§ **Your goal**: Copy every line of the following data that includes the string "grid".

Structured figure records
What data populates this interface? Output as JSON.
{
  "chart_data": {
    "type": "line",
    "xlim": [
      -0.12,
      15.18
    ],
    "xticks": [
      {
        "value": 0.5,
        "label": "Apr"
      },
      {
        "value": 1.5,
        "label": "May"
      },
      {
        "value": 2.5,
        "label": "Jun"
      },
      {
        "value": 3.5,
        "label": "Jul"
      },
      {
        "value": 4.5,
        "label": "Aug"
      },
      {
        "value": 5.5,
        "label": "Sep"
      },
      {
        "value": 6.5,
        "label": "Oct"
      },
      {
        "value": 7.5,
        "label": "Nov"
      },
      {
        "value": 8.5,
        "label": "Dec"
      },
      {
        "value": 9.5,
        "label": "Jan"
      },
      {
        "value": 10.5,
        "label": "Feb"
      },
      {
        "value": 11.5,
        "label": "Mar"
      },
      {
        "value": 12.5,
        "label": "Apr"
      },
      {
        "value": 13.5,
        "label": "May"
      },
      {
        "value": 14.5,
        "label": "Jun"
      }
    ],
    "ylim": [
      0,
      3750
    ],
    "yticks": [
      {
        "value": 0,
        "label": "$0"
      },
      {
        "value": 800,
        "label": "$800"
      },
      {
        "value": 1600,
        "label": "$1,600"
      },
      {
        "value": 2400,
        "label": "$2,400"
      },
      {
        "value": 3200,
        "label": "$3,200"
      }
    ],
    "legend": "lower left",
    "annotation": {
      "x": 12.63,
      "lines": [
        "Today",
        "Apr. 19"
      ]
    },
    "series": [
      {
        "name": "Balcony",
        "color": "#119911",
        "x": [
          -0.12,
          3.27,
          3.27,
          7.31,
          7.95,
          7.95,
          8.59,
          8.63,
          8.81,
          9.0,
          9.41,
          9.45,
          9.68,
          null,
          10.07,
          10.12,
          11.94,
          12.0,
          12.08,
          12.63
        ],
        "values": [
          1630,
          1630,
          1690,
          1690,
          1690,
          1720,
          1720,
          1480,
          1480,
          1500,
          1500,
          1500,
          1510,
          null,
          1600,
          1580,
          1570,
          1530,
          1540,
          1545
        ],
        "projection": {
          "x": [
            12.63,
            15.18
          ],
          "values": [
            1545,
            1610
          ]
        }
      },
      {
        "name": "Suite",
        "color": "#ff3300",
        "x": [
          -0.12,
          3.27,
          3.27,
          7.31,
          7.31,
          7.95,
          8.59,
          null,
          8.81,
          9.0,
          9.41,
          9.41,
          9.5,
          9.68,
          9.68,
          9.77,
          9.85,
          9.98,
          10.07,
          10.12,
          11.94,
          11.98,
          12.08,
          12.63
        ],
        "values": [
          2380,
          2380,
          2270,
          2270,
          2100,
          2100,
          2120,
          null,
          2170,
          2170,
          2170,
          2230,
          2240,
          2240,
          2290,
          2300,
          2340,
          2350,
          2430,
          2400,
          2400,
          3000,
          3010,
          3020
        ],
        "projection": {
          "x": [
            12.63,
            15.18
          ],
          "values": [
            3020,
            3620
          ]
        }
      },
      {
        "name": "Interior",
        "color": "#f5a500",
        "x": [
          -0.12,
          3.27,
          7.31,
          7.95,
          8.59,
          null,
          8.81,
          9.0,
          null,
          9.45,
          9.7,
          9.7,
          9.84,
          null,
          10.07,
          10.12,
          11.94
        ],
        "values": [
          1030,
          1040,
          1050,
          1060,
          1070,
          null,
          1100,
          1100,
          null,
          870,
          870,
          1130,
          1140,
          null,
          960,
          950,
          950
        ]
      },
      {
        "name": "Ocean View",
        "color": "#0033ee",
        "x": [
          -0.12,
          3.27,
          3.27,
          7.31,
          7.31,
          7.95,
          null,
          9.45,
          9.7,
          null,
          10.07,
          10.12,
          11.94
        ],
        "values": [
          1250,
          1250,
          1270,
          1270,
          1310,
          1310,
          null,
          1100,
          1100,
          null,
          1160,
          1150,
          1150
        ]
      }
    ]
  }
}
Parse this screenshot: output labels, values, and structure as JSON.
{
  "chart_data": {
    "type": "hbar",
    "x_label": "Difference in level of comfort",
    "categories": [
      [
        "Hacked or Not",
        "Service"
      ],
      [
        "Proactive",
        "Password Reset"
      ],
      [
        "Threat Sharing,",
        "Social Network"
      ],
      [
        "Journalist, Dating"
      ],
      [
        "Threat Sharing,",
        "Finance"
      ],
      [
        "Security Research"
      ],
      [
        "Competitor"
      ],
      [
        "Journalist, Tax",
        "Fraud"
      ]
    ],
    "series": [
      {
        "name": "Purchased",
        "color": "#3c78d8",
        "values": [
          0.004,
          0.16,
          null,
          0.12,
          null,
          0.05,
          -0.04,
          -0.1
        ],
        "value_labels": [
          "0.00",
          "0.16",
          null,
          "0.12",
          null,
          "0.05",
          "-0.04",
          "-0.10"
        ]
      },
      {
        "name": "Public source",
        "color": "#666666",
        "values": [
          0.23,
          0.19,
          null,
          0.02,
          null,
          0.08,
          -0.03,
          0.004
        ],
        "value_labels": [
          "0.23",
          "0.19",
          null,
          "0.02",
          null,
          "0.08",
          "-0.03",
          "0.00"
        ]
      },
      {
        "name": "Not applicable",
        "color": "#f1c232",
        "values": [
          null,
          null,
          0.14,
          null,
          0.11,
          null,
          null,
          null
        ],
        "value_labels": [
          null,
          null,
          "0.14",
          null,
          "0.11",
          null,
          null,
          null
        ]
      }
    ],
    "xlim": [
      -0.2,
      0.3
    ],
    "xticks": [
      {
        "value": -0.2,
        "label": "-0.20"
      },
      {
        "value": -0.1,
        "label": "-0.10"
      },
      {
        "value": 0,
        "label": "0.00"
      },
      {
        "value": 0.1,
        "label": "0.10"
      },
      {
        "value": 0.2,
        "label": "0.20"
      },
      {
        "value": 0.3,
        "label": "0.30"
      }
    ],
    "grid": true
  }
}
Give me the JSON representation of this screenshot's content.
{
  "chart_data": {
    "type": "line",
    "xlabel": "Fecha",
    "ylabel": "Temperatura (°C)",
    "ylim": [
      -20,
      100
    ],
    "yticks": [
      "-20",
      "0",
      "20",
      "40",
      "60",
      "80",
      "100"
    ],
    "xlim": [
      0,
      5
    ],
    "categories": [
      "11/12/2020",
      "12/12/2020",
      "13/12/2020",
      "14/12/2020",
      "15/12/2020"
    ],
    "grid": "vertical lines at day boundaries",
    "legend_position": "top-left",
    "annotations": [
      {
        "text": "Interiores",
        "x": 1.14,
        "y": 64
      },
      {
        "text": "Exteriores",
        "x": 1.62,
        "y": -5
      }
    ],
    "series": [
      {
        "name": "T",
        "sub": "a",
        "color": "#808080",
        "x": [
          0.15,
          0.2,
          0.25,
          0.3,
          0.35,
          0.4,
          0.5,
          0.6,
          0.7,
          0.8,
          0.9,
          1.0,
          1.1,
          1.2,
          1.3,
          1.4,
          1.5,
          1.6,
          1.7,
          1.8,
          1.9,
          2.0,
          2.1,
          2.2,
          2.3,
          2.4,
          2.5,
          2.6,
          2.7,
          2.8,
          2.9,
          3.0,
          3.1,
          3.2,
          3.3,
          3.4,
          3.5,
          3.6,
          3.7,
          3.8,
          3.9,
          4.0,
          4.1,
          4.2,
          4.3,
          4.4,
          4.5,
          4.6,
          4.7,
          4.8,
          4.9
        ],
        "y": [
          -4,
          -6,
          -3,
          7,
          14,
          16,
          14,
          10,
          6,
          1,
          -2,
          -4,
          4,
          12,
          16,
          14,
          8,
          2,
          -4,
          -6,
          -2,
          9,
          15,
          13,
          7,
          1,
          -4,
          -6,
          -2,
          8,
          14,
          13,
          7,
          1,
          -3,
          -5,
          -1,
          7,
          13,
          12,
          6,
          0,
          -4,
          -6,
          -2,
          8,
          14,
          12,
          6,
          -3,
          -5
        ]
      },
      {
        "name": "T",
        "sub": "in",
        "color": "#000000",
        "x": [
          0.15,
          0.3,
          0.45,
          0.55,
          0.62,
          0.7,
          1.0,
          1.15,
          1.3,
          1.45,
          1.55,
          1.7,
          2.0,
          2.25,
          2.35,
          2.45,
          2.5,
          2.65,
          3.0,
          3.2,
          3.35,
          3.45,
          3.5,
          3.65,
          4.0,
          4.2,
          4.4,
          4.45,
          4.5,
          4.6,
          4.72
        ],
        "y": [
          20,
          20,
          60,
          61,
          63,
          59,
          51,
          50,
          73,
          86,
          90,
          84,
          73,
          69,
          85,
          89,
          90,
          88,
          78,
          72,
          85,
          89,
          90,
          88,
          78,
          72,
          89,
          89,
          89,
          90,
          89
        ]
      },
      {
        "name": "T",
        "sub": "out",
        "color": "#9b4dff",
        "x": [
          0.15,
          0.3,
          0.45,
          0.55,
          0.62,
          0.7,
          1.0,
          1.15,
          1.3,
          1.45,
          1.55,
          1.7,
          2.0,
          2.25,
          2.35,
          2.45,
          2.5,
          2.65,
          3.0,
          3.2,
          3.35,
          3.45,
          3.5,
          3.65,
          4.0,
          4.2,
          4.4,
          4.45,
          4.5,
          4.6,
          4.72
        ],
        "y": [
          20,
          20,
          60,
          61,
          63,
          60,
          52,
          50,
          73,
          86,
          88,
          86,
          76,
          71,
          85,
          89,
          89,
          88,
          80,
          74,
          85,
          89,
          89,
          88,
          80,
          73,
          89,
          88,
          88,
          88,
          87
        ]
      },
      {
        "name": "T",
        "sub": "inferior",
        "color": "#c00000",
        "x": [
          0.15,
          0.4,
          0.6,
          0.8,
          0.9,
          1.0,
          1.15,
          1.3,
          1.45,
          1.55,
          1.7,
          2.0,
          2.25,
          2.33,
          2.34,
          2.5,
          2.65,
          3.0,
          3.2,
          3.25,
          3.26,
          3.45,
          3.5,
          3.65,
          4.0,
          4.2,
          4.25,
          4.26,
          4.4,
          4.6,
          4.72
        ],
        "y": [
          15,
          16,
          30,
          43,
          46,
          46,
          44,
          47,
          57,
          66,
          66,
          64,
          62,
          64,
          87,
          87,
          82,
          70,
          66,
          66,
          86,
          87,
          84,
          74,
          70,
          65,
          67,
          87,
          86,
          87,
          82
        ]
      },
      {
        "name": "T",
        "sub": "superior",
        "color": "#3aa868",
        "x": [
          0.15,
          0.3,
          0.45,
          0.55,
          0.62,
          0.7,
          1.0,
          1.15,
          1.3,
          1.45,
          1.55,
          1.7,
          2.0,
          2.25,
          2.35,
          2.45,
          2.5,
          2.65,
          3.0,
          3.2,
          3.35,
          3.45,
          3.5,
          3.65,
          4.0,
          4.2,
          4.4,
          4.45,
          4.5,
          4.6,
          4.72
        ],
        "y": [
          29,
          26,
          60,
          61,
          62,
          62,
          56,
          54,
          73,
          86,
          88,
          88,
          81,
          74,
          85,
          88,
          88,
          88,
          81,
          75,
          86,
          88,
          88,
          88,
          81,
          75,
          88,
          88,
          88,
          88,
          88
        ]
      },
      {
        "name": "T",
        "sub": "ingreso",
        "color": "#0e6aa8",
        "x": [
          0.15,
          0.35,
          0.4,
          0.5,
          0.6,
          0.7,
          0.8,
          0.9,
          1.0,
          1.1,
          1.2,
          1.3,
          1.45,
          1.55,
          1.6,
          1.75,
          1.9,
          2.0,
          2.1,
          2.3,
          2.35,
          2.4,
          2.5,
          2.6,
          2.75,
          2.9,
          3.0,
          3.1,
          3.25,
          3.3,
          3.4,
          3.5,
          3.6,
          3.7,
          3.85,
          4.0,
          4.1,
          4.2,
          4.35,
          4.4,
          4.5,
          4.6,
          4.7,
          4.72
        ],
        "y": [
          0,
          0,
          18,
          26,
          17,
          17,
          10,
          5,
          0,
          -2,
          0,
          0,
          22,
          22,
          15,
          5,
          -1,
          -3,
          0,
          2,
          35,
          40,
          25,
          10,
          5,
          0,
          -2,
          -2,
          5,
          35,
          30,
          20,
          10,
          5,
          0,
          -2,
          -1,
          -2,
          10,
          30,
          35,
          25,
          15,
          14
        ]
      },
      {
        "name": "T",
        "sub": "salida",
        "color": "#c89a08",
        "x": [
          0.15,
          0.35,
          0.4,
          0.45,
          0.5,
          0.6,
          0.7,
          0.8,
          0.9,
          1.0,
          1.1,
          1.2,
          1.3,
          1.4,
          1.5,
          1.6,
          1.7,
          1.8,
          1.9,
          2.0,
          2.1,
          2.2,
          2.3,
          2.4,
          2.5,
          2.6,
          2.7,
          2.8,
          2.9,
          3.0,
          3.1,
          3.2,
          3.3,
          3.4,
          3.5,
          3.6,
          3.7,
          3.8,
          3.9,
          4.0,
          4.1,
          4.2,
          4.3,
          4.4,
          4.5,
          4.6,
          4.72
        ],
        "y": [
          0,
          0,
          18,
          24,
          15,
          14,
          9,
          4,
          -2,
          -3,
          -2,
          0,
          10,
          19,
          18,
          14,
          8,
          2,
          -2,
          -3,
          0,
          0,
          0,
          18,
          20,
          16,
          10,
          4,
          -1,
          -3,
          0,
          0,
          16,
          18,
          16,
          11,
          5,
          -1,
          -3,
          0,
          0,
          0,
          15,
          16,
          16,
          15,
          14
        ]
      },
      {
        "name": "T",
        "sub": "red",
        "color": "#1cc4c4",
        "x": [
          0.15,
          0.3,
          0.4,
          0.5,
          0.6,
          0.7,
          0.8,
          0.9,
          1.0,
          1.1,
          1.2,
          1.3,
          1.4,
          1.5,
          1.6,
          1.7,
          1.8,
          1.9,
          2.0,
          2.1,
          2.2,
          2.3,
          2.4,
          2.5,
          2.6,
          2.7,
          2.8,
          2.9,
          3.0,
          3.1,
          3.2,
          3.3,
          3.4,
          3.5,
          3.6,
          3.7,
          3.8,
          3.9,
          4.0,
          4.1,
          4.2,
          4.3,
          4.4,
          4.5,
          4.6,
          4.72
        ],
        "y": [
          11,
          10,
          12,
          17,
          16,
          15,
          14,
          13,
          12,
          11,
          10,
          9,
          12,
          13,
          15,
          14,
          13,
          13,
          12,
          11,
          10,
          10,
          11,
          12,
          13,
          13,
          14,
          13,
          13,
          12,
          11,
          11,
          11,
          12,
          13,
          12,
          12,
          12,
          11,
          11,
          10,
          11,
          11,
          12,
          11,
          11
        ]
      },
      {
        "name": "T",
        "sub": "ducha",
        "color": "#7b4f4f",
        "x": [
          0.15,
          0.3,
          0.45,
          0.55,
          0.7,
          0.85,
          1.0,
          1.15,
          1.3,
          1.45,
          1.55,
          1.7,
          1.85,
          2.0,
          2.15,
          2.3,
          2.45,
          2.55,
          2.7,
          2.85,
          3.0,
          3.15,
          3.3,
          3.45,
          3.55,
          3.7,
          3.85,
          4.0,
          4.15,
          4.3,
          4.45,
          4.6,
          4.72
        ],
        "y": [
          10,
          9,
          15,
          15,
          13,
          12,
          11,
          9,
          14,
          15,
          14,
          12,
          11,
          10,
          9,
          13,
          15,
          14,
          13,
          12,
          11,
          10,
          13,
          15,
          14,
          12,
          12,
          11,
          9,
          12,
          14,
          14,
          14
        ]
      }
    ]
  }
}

§ **Answer to this problem**:
    "grid": true
    "grid": "vertical lines at day boundaries",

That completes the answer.